▶ [Work instructions] Pick out the lines below with "Funduszu" and list them.

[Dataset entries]

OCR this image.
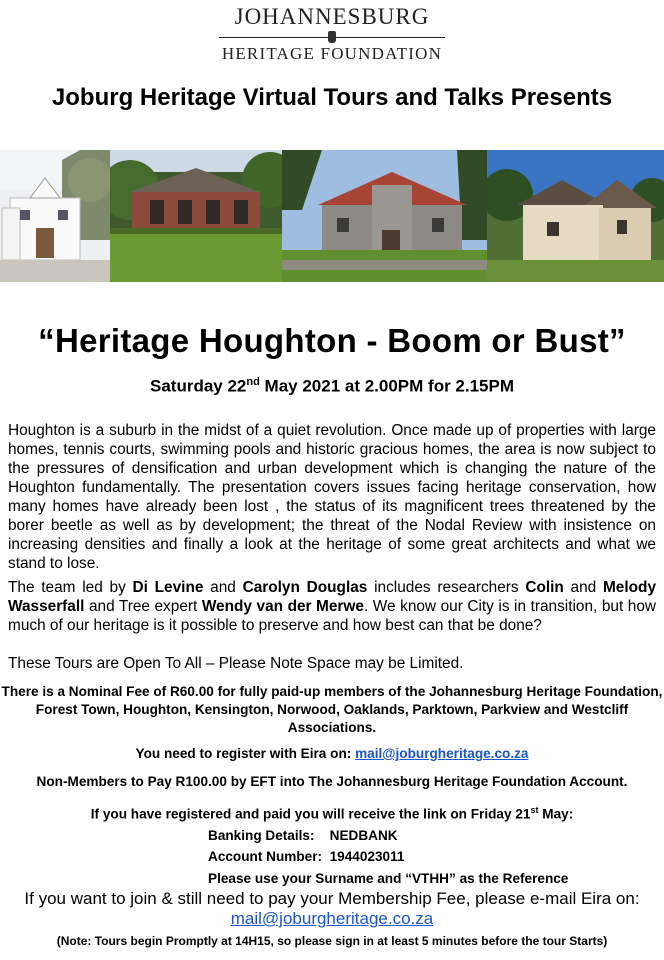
JOHANNESBURG
HERITAGE FOUNDATION
Joburg Heritage Virtual Tours and Talks Presents
“Heritage Houghton - Boom or Bust”
Saturday 22nd May 2021 at 2.00PM for 2.15PM
Houghton is a suburb in the midst of a quiet revolution. Once made up of properties with large homes, tennis courts, swimming pools and historic gracious homes, the area is now subject to the pressures of densification and urban development which is changing the nature of the Houghton fundamentally. The presentation covers issues facing heritage conservation, how many homes have already been lost , the status of its magnificent trees threatened by the borer beetle as well as by development; the threat of the Nodal Review with insistence on increasing densities and finally a look at the heritage of some great architects and what we stand to lose.
The team led by Di Levine and Carolyn Douglas includes researchers Colin and Melody Wasserfall and Tree expert Wendy van der Merwe. We know our City is in transition, but how much of our heritage is it possible to preserve and how best can that be done?
These Tours are Open To All – Please Note Space may be Limited.
There is a Nominal Fee of R60.00 for fully paid-up members of the Johannesburg Heritage Foundation, Forest Town, Houghton, Kensington, Norwood, Oaklands, Parktown, Parkview and Westcliff Associations.
You need to register with Eira on: mail@joburgheritage.co.za
Non-Members to Pay R100.00 by EFT into The Johannesburg Heritage Foundation Account.
If you have registered and paid you will receive the link on Friday 21st May:
Banking Details: NEDBANK
Account Number: 1944023011
Please use your Surname and “VTHH” as the Reference
If you want to join & still need to pay your Membership Fee, please e-mail Eira on:
mail@joburgheritage.co.za
(Note: Tours begin Promptly at 14H15, so please sign in at least 5 minutes before the tour Starts)
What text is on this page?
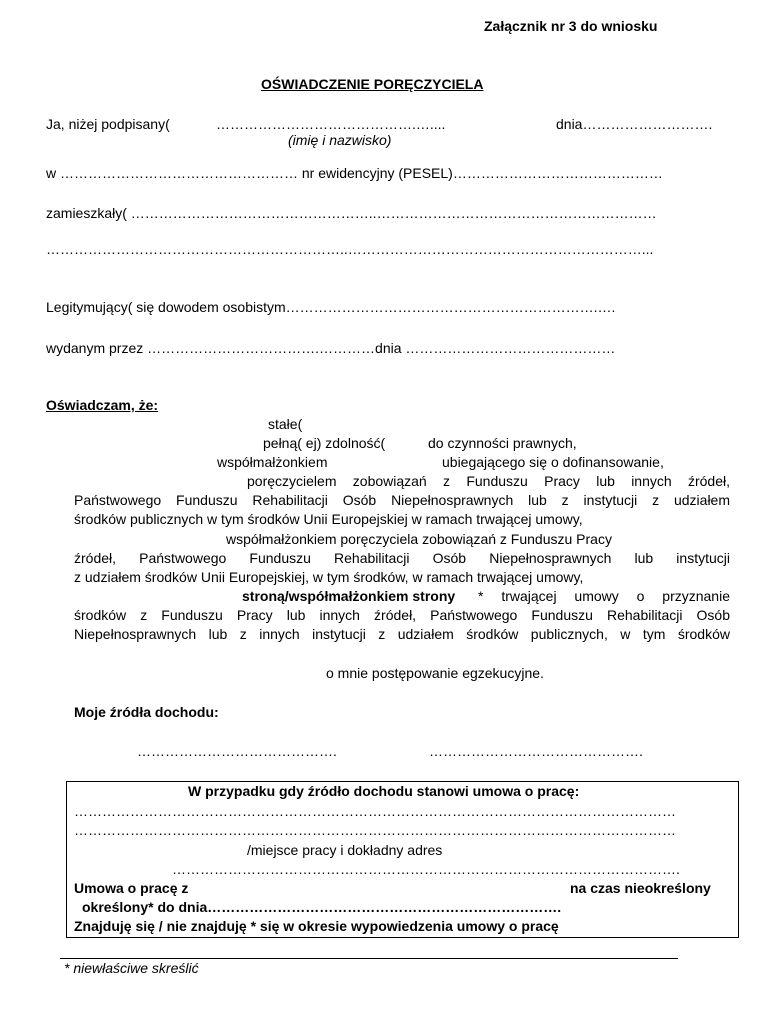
Załącznik nr 3 do wniosku
OŚWIADCZENIE PORĘCZYCIELA
Ja, niżej podpisany(	…………………………………….…....	dnia……………………….
(imię i nazwisko)
w …………………………………………… nr ewidencyjny (PESEL)………………………………………
zamieszkały( ……………………………………………..……………………………………………………
………………………………………………………..………………………………………………………...
Legitymujący( się dowodem osobistym………………………………………………………….….
wydanym przez ……………………………….…………dnia ………………………………………
Oświadczam, że:
stałe(
pełną( ej) zdolność(	do czynności prawnych,
współmałżonkiem	ubiegającego się o dofinansowanie,
poręczycielem zobowiązań z Funduszu Pracy lub innych źródeł,
Państwowego Funduszu Rehabilitacji Osób Niepełnosprawnych lub z instytucji z udziałem
środków publicznych w tym środków Unii Europejskiej w ramach trwającej umowy,
współmałżonkiem poręczyciela zobowiązań z Funduszu Pracy
źródeł, Państwowego Funduszu Rehabilitacji Osób Niepełnosprawnych lub instytucji
z udziałem środków Unii Europejskiej, w tym środków, w ramach trwającej umowy,
stroną/współmałżonkiem strony * trwającej umowy o przyznanie
środków z Funduszu Pracy lub innych źródeł, Państwowego Funduszu Rehabilitacji Osób
Niepełnosprawnych lub z innych instytucji z udziałem środków publicznych, w tym środków
o mnie postępowanie egzekucyjne.
Moje źródła dochodu:
…………………………………….	……………………………………….
W przypadku gdy źródło dochodu stanowi umowa o pracę:
…………………………………………………………………………………………………………………
…………………………………………………………………………………………………………………
/miejsce pracy i dokładny adres
……………………………………………………………………………………………….
Umowa o pracę z	na czas nieokreślony
określony* do dnia………………………………………………………………….
Znajduję się / nie znajduję * się w okresie wypowiedzenia umowy o pracę
* niewłaściwe skreślić
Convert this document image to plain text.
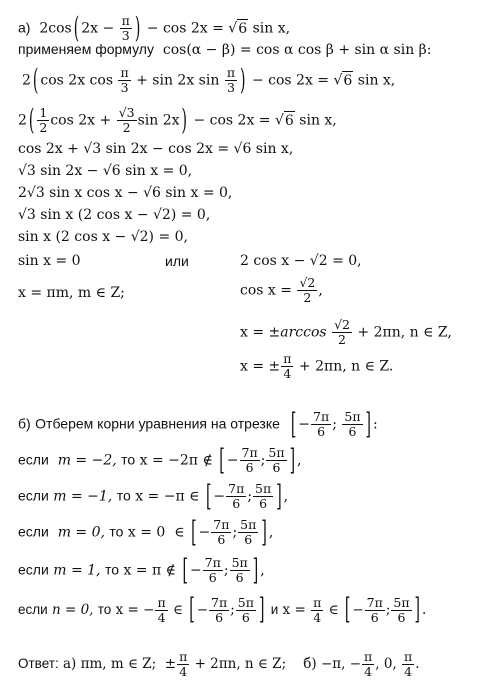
а)  2cos ( $2x - \frac{\pi}{3}$ ) − cos 2x = √6 sin x,
применяем формулу cos(α − β) = cos α cos β + sin α sin β:
2 ( cos 2x $\cos \frac{\pi}{3} + \sin 2x$ $\sin \frac{\pi}{3}$ ) − cos 2x = √6 sin x,
2 ( $\frac{1}{2}$ $\cos 2x + \frac{√3}{2}$ sin 2x ) − cos 2x = √6 sin x,
cos 2x + √3 sin 2x − cos 2x = √6 sin x,
√3 sin 2x − √6 sin x = 0,
2√3 sin x cos x − √6 sin x = 0,
√3 sin x (2 cos x − √2) = 0,
sin x (2 cos x − √2) = 0,
sin x = 0	или	2 cos x − √2 = 0,
x = πm, m ∈ Z;	$\cos x = \frac{√2}{2}$ ,
$x = \pm\arccos \frac{√2}{2} + 2\pi n$, n ∈ Z,
x = ± $\frac{\pi}{4} + 2\pi n$, n ∈ Z.
б) Отберем корни уравнения на отрезке [ − $\frac{7\pi}{6}$ ; $\frac{5\pi}{6}$ ] :
если m = −2, то x = −2π ∉ [ − $\frac{7\pi}{6}$ ; $\frac{5\pi}{6}$ ] ,
если m = −1, то x = −π ∈ [ − $\frac{7\pi}{6}$ ; $\frac{5\pi}{6}$ ] ,
если m = 0, то x = 0 ∈ [ − $\frac{7\pi}{6}$ ; $\frac{5\pi}{6}$ ] ,
если m = 1, то x = π ∉ [ − $\frac{7\pi}{6}$ ; $\frac{5\pi}{6}$ ] ,
если n = 0, то x = − $\frac{\pi}{4}$ ∈ [ − $\frac{7\pi}{6}$ ; $\frac{5\pi}{6}$ ] и $x = \frac{\pi}{4}$ ∈ [ − $\frac{7\pi}{6}$ ; $\frac{5\pi}{6}$ ] .
Ответ: а) πm, m ∈ Z;  ± $\frac{\pi}{4} + 2\pi n$, n ∈ Z;    б) −π, − $\frac{\pi}{4}$ , 0, $\frac{\pi}{4}$ .
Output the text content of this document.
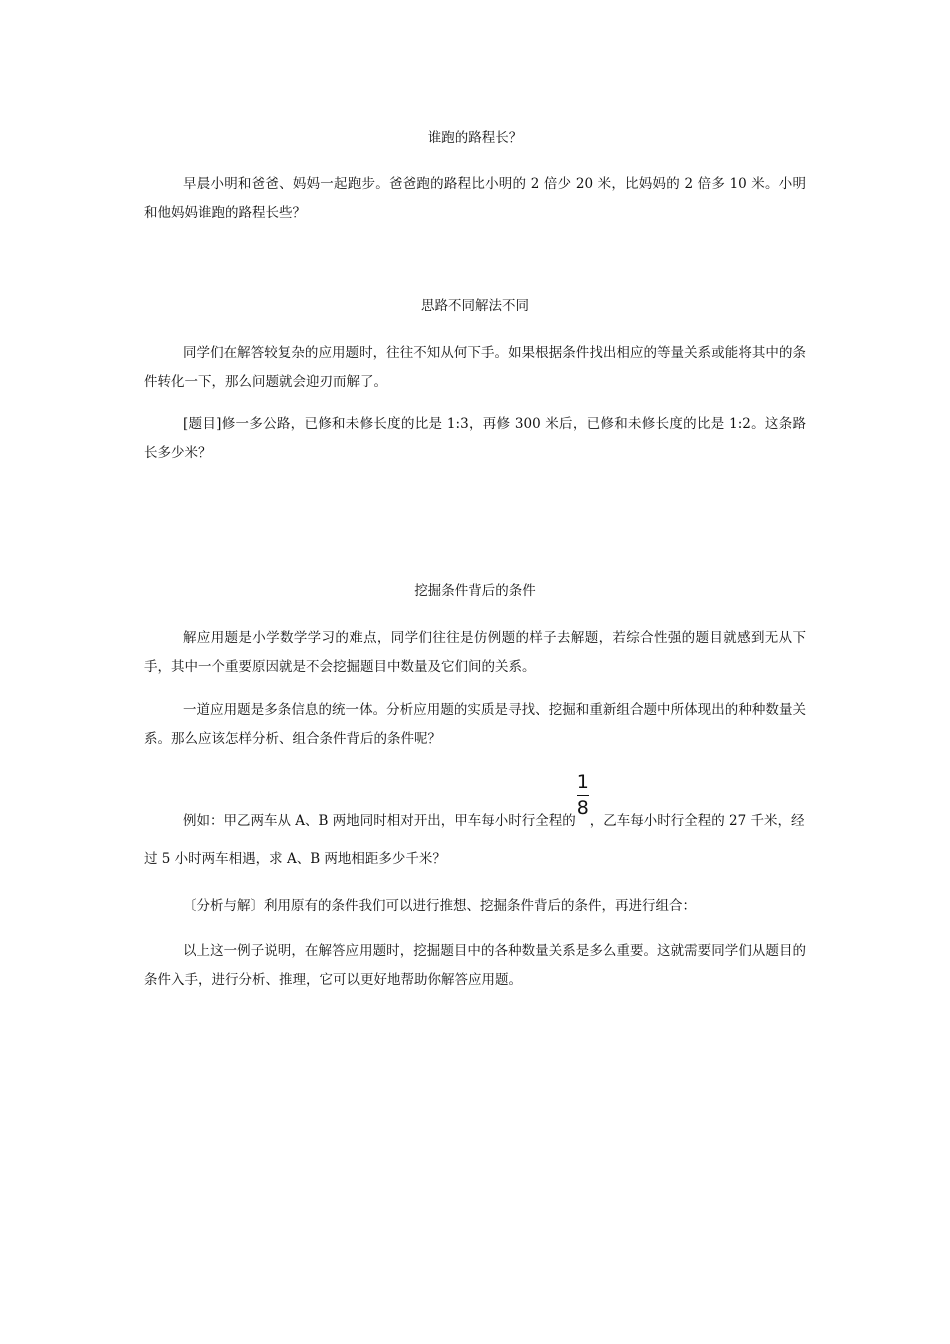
谁跑的路程长？

早晨小明和爸爸、妈妈一起跑步。爸爸跑的路程比小明的 2 倍少 20 米，比妈妈的 2 倍多 10 米。小明和他妈妈谁跑的路程长些？

思路不同解法不同

同学们在解答较复杂的应用题时，往往不知从何下手。如果根据条件找出相应的等量关系或能将其中的条件转化一下，那么问题就会迎刃而解了。

[题目]修一多公路，已修和未修长度的比是 1:3，再修 300 米后，已修和未修长度的比是 1:2。这条路长多少米？

挖掘条件背后的条件

解应用题是小学数学学习的难点，同学们往往是仿例题的样子去解题，若综合性强的题目就感到无从下手，其中一个重要原因就是不会挖掘题目中数量及它们间的关系。

一道应用题是多条信息的统一体。分析应用题的实质是寻找、挖掘和重新组合题中所体现出的种种数量关系。那么应该怎样分析、组合条件背后的条件呢？

例如：甲乙两车从 A、B 两地同时相对开出，甲车每小时行全程的 $\frac{1}{8}$ ，乙车每小时行全程的 27 千米，经
过 5 小时两车相遇，求 A、B 两地相距多少千米？
〔分析与解〕利用原有的条件我们可以进行推想、挖掘条件背后的条件，再进行组合：

以上这一例子说明，在解答应用题时，挖掘题目中的各种数量关系是多么重要。这就需要同学们从题目的条件入手，进行分析、推理，它可以更好地帮助你解答应用题。
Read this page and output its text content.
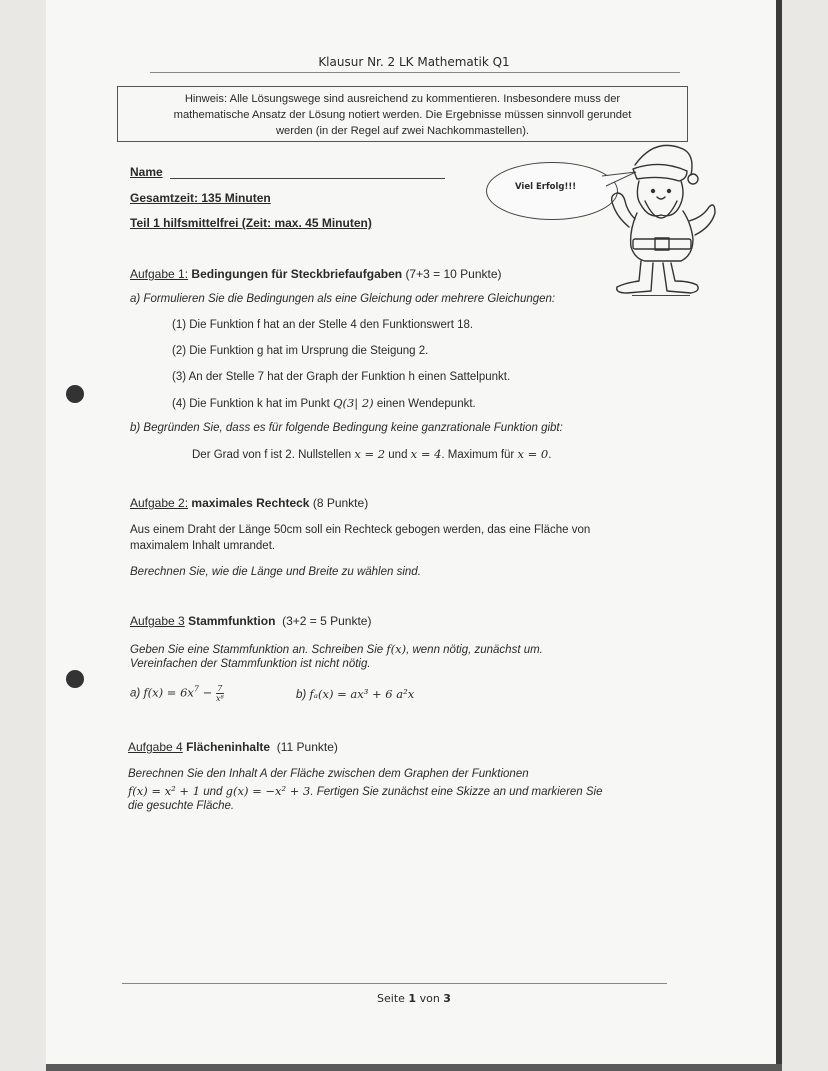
Klausur Nr. 2 LK Mathematik Q1
Hinweis: Alle Lösungswege sind ausreichend zu kommentieren. Insbesondere muss der
mathematische Ansatz der Lösung notiert werden. Die Ergebnisse müssen sinnvoll gerundet
werden (in der Regel auf zwei Nachkommastellen).
Name
Gesamtzeit: 135 Minuten
Teil 1 hilfsmittelfrei (Zeit: max. 45 Minuten)
Viel Erfolg!!!
Aufgabe 1: Bedingungen für Steckbriefaufgaben (7+3 = 10 Punkte)
a) Formulieren Sie die Bedingungen als eine Gleichung oder mehrere Gleichungen:
(1) Die Funktion f hat an der Stelle 4 den Funktionswert 18.
(2) Die Funktion g hat im Ursprung die Steigung 2.
(3) An der Stelle 7 hat der Graph der Funktion h einen Sattelpunkt.
(4) Die Funktion k hat im Punkt Q(3| 2) einen Wendepunkt.
b) Begründen Sie, dass es für folgende Bedingung keine ganzrationale Funktion gibt:
Der Grad von f ist 2. Nullstellen x = 2 und x = 4. Maximum für x = 0.
Aufgabe 2: maximales Rechteck (8 Punkte)
Aus einem Draht der Länge 50cm soll ein Rechteck gebogen werden, das eine Fläche von
maximalem Inhalt umrandet.
Berechnen Sie, wie die Länge und Breite zu wählen sind.
Aufgabe 3 Stammfunktion (3+2 = 5 Punkte)
Geben Sie eine Stammfunktion an. Schreiben Sie f(x), wenn nötig, zunächst um.
Vereinfachen der Stammfunktion ist nicht nötig.
a) $f(x) = 6x^7 - \frac{7}{\text{x⁸}}$	b) fₐ(x) = ax³ + 6 a²x
Aufgabe 4 Flächeninhalte (11 Punkte)
Berechnen Sie den Inhalt A der Fläche zwischen dem Graphen der Funktionen
f(x) = x² + 1 und g(x) = −x² + 3. Fertigen Sie zunächst eine Skizze an und markieren Sie
die gesuchte Fläche.
Seite 1 von 3
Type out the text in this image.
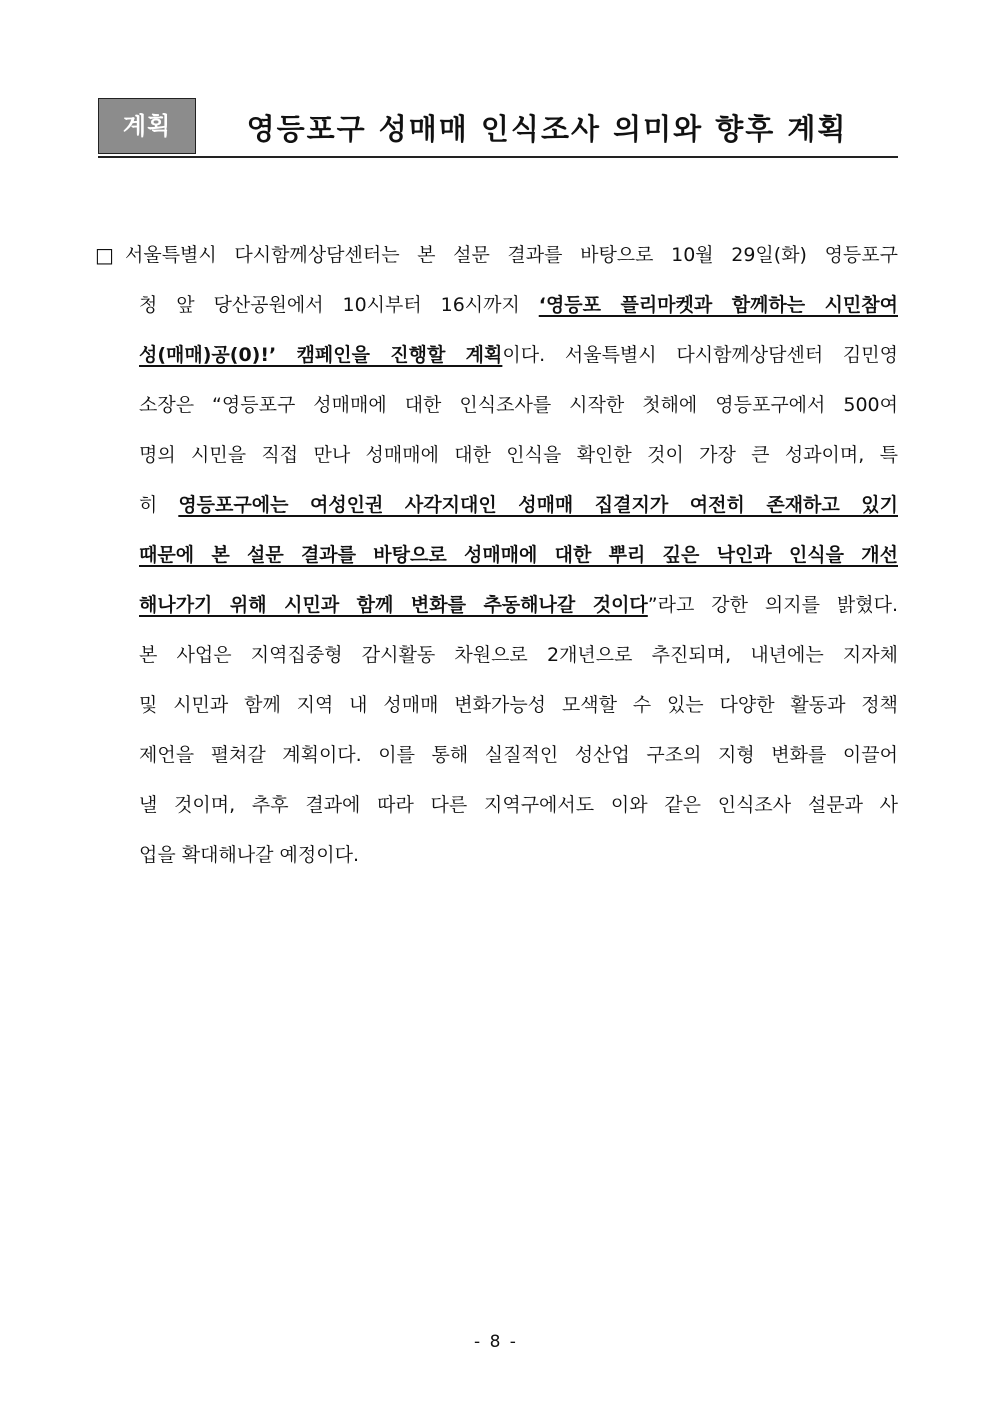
계획	영등포구 성매매 인식조사 의미와 향후 계획
□ 서울특별시 다시함께상담센터는 본 설문 결과를 바탕으로 10월 29일(화) 영등포구
청 앞 당산공원에서 10시부터 16시까지 ‘영등포 플리마켓과 함께하는 시민참여
성(매매)공(0)!’ 캠페인을 진행할 계획이다. 서울특별시 다시함께상담센터 김민영
소장은 “영등포구 성매매에 대한 인식조사를 시작한 첫해에 영등포구에서 500여
명의 시민을 직접 만나 성매매에 대한 인식을 확인한 것이 가장 큰 성과이며, 특
히 영등포구에는 여성인권 사각지대인 성매매 집결지가 여전히 존재하고 있기
때문에 본 설문 결과를 바탕으로 성매매에 대한 뿌리 깊은 낙인과 인식을 개선
해나가기 위해 시민과 함께 변화를 추동해나갈 것이다”라고 강한 의지를 밝혔다.
본 사업은 지역집중형 감시활동 차원으로 2개년으로 추진되며, 내년에는 지자체
및 시민과 함께 지역 내 성매매 변화가능성 모색할 수 있는 다양한 활동과 정책
제언을 펼쳐갈 계획이다. 이를 통해 실질적인 성산업 구조의 지형 변화를 이끌어
낼 것이며, 추후 결과에 따라 다른 지역구에서도 이와 같은 인식조사 설문과 사
업을 확대해나갈 예정이다.
- 8 -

▶ [Written answer]
poręczycielem zobowiązań z Funduszu Pracy lub innych źródeł,
Państwowego Funduszu Rehabilitacji Osób Niepełnosprawnych lub z instytucji z udziałem
współmałżonkiem poręczyciela zobowiązań z Funduszu Pracy
źródeł, Państwowego Funduszu Rehabilitacji Osób Niepełnosprawnych lub instytucji
środków z Funduszu Pracy lub innych źródeł, Państwowego Funduszu Rehabilitacji Osób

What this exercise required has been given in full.